• [Problem to solve] Copy out every line in which the string "title" occurs.
══ Supplied entries ══
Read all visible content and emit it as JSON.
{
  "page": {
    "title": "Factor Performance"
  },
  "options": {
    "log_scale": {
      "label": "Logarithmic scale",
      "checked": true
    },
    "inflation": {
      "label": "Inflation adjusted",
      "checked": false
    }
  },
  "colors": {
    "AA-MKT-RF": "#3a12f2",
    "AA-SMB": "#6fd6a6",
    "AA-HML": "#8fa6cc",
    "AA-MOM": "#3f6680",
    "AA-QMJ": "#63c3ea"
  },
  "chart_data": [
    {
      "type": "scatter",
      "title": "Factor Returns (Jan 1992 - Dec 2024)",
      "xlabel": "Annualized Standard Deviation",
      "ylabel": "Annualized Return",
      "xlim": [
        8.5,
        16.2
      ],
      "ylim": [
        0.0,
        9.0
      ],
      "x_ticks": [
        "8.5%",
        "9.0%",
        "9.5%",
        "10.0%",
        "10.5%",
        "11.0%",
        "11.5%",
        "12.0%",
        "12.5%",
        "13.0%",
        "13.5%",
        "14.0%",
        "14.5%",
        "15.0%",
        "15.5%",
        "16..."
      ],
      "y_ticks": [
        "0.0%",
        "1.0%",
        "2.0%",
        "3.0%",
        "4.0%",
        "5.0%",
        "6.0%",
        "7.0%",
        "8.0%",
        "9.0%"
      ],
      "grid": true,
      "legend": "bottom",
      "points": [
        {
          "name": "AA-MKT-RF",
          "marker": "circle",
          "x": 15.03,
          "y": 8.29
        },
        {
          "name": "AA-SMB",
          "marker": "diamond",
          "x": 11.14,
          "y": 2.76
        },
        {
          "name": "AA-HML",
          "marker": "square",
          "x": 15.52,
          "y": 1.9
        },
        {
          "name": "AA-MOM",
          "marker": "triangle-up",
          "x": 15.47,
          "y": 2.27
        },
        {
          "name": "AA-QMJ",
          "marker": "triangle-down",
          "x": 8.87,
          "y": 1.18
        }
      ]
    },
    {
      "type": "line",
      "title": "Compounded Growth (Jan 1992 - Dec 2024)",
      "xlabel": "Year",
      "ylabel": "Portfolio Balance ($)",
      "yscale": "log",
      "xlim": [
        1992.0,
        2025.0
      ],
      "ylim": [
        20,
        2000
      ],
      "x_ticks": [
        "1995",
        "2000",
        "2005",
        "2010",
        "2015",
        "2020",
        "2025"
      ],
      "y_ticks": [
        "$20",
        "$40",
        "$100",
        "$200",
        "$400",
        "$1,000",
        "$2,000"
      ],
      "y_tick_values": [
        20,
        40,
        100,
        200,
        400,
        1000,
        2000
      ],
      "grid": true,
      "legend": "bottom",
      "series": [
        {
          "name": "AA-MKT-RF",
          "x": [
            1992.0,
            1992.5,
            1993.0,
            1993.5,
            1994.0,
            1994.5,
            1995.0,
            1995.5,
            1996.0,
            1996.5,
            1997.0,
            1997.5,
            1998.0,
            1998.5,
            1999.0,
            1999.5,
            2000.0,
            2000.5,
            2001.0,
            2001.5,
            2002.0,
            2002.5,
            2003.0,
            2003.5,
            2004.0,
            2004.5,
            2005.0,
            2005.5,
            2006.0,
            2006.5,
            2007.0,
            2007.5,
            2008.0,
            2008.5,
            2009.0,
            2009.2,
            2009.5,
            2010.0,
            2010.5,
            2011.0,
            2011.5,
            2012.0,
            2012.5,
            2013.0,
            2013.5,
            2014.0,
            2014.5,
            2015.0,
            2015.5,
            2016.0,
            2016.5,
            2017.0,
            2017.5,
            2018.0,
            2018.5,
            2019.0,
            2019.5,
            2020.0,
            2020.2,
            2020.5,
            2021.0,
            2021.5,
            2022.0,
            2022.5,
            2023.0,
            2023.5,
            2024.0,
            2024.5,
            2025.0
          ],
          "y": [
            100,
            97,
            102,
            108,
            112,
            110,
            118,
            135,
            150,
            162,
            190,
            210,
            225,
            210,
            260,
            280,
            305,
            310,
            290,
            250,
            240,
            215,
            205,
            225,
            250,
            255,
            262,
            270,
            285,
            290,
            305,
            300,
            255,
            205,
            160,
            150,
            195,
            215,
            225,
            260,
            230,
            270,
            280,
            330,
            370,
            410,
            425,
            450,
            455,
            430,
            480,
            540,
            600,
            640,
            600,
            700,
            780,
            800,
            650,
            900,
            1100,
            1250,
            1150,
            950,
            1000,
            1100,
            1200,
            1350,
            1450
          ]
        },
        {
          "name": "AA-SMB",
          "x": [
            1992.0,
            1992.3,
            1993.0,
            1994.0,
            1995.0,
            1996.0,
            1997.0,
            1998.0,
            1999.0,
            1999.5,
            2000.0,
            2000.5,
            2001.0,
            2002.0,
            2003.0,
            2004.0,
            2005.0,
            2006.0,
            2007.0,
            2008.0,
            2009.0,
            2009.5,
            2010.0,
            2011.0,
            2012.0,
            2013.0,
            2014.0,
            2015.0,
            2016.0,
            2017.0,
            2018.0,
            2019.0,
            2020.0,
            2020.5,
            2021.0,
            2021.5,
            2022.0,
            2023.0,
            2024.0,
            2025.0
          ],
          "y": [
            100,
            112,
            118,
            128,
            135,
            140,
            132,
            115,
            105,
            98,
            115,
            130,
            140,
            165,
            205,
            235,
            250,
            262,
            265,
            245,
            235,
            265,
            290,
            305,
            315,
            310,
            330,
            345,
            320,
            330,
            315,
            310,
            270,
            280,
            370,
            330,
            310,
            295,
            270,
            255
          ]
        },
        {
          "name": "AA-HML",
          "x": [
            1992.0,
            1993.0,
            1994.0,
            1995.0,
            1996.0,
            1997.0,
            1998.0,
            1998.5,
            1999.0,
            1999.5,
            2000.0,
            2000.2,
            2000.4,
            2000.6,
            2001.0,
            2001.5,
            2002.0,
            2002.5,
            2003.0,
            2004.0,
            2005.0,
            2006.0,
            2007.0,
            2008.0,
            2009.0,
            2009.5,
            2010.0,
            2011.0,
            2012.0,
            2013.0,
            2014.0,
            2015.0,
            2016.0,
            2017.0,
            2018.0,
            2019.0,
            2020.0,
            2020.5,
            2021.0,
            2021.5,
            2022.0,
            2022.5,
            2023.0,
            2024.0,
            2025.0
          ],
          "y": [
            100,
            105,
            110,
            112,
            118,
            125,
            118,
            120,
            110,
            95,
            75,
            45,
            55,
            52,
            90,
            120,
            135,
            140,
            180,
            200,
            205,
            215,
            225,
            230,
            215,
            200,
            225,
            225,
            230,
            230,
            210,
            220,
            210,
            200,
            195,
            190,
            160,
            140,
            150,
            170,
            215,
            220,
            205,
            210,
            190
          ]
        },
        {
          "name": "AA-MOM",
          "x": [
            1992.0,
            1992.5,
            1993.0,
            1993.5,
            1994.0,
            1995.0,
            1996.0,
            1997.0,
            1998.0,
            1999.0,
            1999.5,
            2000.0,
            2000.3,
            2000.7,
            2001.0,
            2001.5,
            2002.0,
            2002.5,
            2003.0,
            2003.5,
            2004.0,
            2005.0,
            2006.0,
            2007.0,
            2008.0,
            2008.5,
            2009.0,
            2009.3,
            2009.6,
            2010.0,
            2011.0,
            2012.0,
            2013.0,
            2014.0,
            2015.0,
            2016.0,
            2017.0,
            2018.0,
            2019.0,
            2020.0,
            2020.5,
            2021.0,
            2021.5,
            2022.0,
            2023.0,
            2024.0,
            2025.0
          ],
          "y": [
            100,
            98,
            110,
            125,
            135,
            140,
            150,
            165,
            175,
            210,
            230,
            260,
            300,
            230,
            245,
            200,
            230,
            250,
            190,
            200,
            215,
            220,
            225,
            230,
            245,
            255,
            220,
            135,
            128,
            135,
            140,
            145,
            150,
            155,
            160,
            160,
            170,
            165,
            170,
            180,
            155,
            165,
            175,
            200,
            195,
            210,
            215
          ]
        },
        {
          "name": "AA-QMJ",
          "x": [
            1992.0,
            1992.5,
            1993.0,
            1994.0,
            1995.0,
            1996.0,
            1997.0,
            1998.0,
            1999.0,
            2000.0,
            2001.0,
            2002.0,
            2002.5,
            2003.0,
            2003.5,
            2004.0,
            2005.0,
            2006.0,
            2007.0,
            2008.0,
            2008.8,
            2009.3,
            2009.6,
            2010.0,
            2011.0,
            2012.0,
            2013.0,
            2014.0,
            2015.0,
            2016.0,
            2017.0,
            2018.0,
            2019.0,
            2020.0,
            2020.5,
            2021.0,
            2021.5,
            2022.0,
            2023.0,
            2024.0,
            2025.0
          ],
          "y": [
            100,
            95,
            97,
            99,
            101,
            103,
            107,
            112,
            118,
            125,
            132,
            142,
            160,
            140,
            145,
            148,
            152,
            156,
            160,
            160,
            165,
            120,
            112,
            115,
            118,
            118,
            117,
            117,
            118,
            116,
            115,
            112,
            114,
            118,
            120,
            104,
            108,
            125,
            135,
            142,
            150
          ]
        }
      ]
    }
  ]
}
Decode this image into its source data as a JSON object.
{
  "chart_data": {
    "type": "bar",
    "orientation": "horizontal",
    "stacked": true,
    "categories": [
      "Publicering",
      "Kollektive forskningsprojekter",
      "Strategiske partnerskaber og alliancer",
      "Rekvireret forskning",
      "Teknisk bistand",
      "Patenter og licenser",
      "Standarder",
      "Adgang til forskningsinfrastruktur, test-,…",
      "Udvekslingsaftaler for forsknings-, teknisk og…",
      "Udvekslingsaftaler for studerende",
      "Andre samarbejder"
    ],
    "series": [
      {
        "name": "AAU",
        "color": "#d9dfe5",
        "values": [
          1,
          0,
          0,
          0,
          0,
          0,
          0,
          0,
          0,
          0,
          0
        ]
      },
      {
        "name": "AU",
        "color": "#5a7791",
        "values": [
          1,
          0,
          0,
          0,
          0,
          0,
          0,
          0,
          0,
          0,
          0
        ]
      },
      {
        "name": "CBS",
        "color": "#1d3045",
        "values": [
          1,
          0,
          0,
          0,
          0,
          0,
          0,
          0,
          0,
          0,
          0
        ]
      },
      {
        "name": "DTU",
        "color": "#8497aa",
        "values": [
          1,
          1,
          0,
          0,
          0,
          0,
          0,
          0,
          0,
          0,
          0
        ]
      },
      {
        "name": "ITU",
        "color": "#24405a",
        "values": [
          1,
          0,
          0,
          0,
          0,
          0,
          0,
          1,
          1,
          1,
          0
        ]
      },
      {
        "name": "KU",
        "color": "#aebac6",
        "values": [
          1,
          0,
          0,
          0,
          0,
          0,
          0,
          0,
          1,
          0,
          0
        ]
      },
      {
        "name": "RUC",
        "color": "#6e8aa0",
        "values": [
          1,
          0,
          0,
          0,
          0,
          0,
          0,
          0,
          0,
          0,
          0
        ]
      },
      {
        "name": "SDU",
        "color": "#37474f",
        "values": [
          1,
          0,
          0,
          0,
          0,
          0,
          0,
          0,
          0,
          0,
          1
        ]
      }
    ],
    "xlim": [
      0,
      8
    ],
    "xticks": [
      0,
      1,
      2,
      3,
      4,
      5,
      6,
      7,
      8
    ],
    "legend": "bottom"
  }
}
═══
• [Written answer]
    "title": "Factor Performance"
      "title": "Factor Returns (Jan 1992 - Dec 2024)",
      "title": "Compounded Growth (Jan 1992 - Dec 2024)",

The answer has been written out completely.